## TO DO
Indicate only the number of lines in the listing below in which the word "color" appears.

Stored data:
┌────────

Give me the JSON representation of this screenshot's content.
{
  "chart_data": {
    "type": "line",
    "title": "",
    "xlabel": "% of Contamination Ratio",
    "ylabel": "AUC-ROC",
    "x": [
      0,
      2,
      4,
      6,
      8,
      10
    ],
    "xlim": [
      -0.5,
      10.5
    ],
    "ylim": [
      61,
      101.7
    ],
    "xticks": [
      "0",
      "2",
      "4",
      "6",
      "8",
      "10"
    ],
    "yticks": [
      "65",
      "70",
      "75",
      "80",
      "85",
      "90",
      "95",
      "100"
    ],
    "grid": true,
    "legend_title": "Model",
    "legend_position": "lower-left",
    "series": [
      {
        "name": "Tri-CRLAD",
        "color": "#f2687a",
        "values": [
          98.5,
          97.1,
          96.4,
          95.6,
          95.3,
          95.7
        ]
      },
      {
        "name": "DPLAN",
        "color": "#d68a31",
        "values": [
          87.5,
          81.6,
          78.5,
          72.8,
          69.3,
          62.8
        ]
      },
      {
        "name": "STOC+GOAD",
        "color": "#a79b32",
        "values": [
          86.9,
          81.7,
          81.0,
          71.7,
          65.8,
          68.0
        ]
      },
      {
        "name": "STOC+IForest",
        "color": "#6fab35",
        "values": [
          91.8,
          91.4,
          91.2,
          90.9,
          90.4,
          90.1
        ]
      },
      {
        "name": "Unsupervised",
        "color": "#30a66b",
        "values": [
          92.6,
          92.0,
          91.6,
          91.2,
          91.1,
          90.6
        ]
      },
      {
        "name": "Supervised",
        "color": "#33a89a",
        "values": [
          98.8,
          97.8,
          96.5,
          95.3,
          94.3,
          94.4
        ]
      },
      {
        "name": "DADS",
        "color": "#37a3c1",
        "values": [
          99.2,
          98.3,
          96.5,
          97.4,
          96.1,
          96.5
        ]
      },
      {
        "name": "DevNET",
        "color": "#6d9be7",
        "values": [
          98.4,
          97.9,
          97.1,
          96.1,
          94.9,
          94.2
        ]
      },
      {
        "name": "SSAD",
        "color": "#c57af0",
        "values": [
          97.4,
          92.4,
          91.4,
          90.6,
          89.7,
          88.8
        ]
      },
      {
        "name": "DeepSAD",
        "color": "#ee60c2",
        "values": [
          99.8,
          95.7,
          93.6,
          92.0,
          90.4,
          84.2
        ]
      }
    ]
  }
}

└────────

## SOLUTION TO THIS PROBLEM
10